» **Passage provided**
◇ ◇ ◇
I guess we in HP are just not true believers in the Historic Purity Ideal. When the Silverman Bros presented us with their first designs for the St Frances site which were explicitly designed NOT to look faux victorian, in accordance with your philosophy, the concensus of the HPNA attendees was we preferred a faked historic look. The next design they brought http://jclist.com/modules/newbb/viewt ... 0&forum=11#forumpost36839, combining elements of classic prewar apartments buildings with mansard roofs and other period features, elicited general praise from the crowd. Basically, it seems we would rather things fit in than be authentic. We would prefer a inauthentic period fence to a rusty chain link one, or even a pristine but modern looking one. It's the latter that would have visitors to our neighborhood saying "what were they thinking?!!"

Your attitude reminds me of the people admonished on Antiques Roadshow for having reupholstered the shredded covering on an 18th century chair. It may have been more valuable intact but they loved it and wanted to live with it in their dining room, as we want to live in our historic neighborhood, rather than just relish the "Historically Pure" elements.
◇ ◇ ◇
» **Input data**
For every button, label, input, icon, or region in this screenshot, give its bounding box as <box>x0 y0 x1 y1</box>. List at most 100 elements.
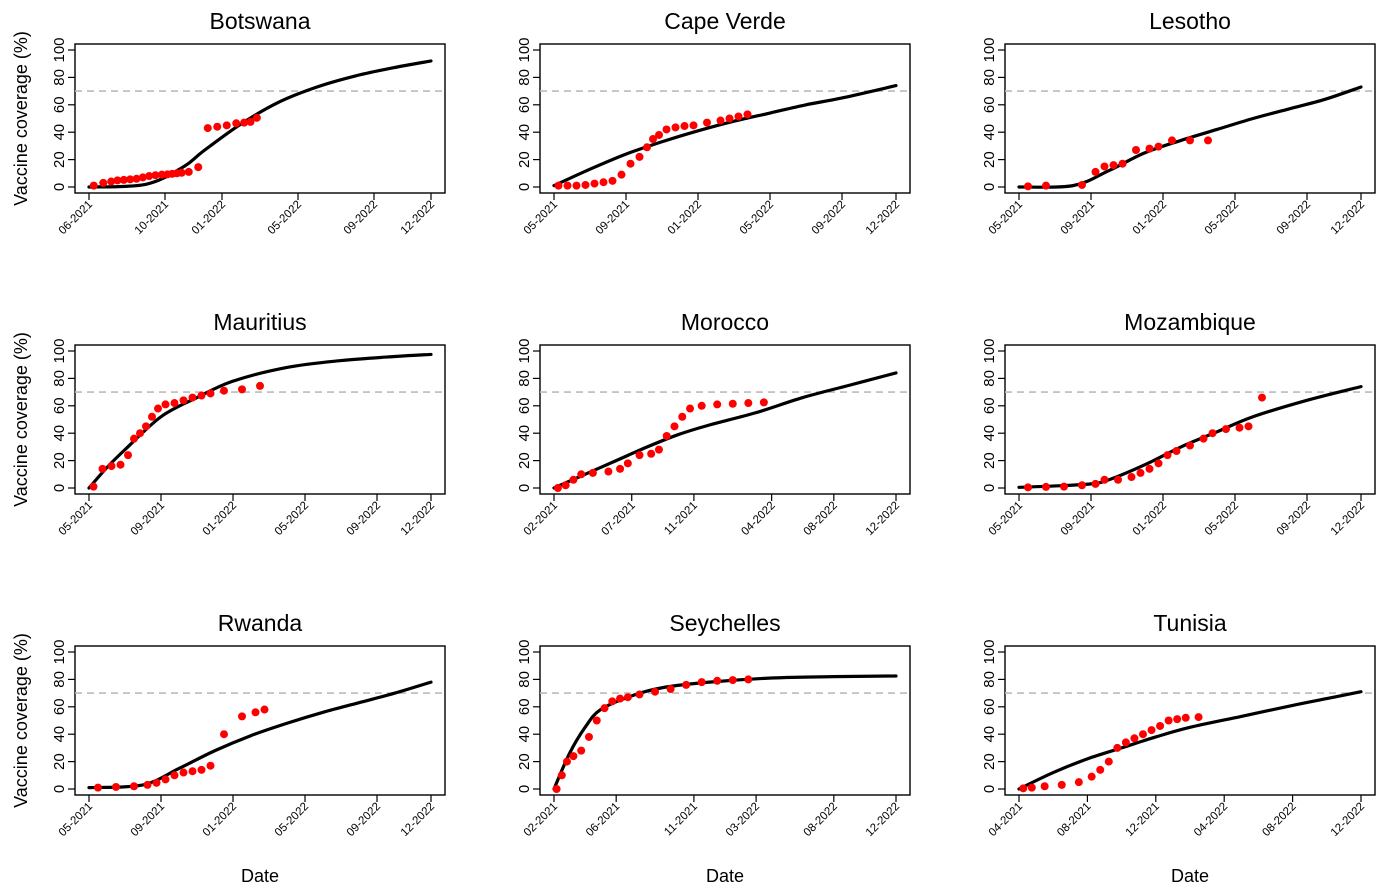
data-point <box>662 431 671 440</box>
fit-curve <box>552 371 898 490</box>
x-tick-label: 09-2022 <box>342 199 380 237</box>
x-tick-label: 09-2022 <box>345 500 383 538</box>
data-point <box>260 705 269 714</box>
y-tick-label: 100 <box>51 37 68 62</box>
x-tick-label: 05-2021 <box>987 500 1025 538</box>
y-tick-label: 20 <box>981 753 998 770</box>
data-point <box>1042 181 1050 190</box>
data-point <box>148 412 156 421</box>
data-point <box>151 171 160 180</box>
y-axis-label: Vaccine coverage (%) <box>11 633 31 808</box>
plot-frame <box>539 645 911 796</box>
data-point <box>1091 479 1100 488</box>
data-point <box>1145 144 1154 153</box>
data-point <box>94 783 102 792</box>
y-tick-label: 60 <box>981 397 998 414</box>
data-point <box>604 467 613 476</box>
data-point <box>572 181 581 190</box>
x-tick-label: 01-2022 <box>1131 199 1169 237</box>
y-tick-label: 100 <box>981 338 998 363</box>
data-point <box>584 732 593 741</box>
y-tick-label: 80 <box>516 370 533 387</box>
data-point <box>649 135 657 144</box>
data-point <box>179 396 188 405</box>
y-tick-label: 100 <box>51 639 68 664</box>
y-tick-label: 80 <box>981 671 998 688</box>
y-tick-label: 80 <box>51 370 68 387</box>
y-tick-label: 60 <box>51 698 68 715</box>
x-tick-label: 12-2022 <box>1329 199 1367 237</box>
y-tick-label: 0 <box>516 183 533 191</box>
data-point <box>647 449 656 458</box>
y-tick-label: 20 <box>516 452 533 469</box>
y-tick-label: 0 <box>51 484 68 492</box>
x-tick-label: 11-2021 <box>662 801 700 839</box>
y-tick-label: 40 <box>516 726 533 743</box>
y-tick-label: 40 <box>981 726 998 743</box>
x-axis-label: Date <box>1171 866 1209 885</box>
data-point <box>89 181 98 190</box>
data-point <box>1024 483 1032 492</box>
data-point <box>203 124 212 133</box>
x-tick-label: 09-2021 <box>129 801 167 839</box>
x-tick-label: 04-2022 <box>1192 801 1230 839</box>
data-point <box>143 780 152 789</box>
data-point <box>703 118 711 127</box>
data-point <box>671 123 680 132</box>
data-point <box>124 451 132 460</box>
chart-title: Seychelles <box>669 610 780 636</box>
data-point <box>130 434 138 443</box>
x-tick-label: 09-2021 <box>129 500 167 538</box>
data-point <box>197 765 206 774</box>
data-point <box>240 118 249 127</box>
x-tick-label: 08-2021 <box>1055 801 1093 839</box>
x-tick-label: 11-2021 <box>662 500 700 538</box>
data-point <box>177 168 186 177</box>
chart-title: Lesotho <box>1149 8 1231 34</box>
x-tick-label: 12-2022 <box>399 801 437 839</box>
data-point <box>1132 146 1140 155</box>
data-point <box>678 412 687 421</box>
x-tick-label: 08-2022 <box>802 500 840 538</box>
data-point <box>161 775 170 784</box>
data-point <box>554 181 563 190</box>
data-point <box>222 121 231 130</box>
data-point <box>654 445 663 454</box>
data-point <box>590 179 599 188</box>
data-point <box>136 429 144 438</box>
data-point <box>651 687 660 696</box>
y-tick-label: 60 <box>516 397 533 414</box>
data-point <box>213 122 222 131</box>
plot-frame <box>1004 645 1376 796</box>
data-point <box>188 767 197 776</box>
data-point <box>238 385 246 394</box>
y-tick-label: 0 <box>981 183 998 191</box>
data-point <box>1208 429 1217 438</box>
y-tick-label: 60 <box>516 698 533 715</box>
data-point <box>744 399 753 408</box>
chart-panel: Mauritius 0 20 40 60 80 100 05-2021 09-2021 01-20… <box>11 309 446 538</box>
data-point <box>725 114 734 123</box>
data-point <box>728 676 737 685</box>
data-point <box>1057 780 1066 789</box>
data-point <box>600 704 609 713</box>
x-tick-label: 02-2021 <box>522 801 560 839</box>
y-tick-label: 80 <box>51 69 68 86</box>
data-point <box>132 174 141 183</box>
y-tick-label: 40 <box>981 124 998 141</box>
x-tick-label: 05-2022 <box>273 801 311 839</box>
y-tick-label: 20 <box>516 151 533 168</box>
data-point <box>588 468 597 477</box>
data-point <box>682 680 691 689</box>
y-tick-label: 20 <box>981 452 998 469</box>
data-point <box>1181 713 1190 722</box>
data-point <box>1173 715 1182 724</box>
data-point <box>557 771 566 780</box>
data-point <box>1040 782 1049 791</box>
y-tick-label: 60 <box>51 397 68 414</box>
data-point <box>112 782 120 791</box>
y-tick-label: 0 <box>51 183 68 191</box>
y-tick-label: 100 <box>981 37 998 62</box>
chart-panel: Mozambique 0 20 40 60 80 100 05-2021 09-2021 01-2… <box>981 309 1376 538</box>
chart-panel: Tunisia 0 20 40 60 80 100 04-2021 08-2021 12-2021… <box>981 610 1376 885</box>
◇ ◇ ◇
» **Exercises to complete**
a. According to the passage on the St Frances site, what look did the HPNA attendees prefer after seeing the Silverman Bros' first designs?
b. Put the lines of the records between the line holding "data-point <box>662 431 671 440</box>" and the line holding "data-point <box>1042 181 1050 190</box>", inclusive, into a numbered list, leaving out any blank lines.

» **Exercise results**
a. They preferred a faked historic look.

b.
1. data-point <box>662 431 671 440</box>
2. fit-curve <box>552 371 898 490</box>
3. x-tick-label: 09-2022 <box>342 199 380 237</box>
4. x-tick-label: 09-2022 <box>345 500 383 538</box>
5. data-point <box>260 705 269 714</box>
6. y-tick-label: 100 <box>51 37 68 62</box>
7. x-tick-label: 05-2021 <box>987 500 1025 538</box>
8. y-tick-label: 20 <box>981 753 998 770</box>
9. data-point <box>1042 181 1050 190</box>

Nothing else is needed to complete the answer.